Start of Raw data
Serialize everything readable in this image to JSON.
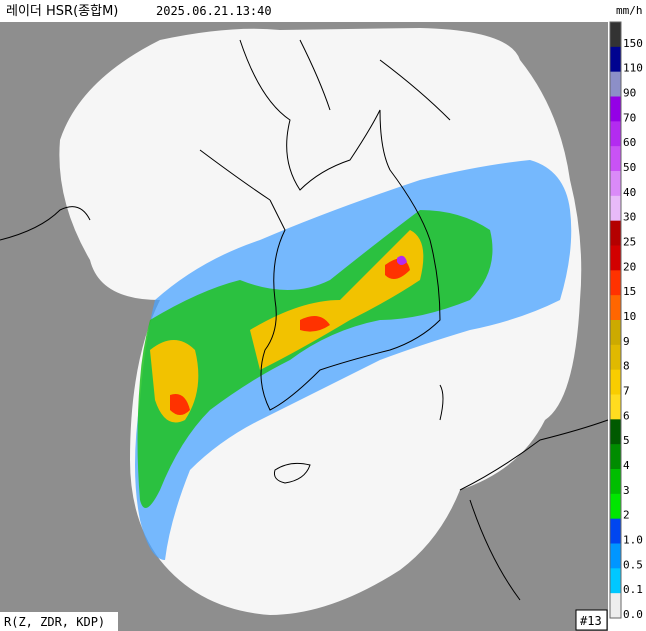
{
  "header": {
    "title": "레이더 HSR(종합M)",
    "timestamp": "2025.06.21.13:40"
  },
  "legend": {
    "unit": "mm/h",
    "items": [
      {
        "label": "150",
        "color": "#333333"
      },
      {
        "label": "110",
        "color": "#000390"
      },
      {
        "label": "90",
        "color": "#8c8fc8"
      },
      {
        "label": "70",
        "color": "#9400e6"
      },
      {
        "label": "60",
        "color": "#b32bf0"
      },
      {
        "label": "50",
        "color": "#c952f5"
      },
      {
        "label": "40",
        "color": "#da8af8"
      },
      {
        "label": "30",
        "color": "#e8baf9"
      },
      {
        "label": "25",
        "color": "#b40000"
      },
      {
        "label": "20",
        "color": "#d20000"
      },
      {
        "label": "15",
        "color": "#ff3200"
      },
      {
        "label": "10",
        "color": "#ff6600"
      },
      {
        "label": "9",
        "color": "#ccaa00"
      },
      {
        "label": "8",
        "color": "#e0b900"
      },
      {
        "label": "7",
        "color": "#f9cd00"
      },
      {
        "label": "6",
        "color": "#ffdc1f"
      },
      {
        "label": "5",
        "color": "#005a00"
      },
      {
        "label": "4",
        "color": "#008c00"
      },
      {
        "label": "3",
        "color": "#00be00"
      },
      {
        "label": "2",
        "color": "#00e600"
      },
      {
        "label": "1.0",
        "color": "#0046f0"
      },
      {
        "label": "0.5",
        "color": "#0096ff"
      },
      {
        "label": "0.1",
        "color": "#00c8ff"
      },
      {
        "label": "0.0",
        "color": "#eeeeee"
      }
    ]
  },
  "footer": {
    "variables": "R(Z, ZDR, KDP)",
    "tag": "#13"
  }
}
End of Raw data
> [Short problem] All of the records need repeating exactly, except for the pictures.

> [Solution to the exercise]
Serialize everything readable in this image to JSON.
{
  "header": {
    "title": "레이더 HSR(종합M)",
    "timestamp": "2025.06.21.13:40"
  },
  "legend": {
    "unit": "mm/h",
    "items": [
      {
        "label": "150",
        "color": "#333333"
      },
      {
        "label": "110",
        "color": "#000390"
      },
      {
        "label": "90",
        "color": "#8c8fc8"
      },
      {
        "label": "70",
        "color": "#9400e6"
      },
      {
        "label": "60",
        "color": "#b32bf0"
      },
      {
        "label": "50",
        "color": "#c952f5"
      },
      {
        "label": "40",
        "color": "#da8af8"
      },
      {
        "label": "30",
        "color": "#e8baf9"
      },
      {
        "label": "25",
        "color": "#b40000"
      },
      {
        "label": "20",
        "color": "#d20000"
      },
      {
        "label": "15",
        "color": "#ff3200"
      },
      {
        "label": "10",
        "color": "#ff6600"
      },
      {
        "label": "9",
        "color": "#ccaa00"
      },
      {
        "label": "8",
        "color": "#e0b900"
      },
      {
        "label": "7",
        "color": "#f9cd00"
      },
      {
        "label": "6",
        "color": "#ffdc1f"
      },
      {
        "label": "5",
        "color": "#005a00"
      },
      {
        "label": "4",
        "color": "#008c00"
      },
      {
        "label": "3",
        "color": "#00be00"
      },
      {
        "label": "2",
        "color": "#00e600"
      },
      {
        "label": "1.0",
        "color": "#0046f0"
      },
      {
        "label": "0.5",
        "color": "#0096ff"
      },
      {
        "label": "0.1",
        "color": "#00c8ff"
      },
      {
        "label": "0.0",
        "color": "#eeeeee"
      }
    ]
  },
  "footer": {
    "variables": "R(Z, ZDR, KDP)",
    "tag": "#13"
  }
}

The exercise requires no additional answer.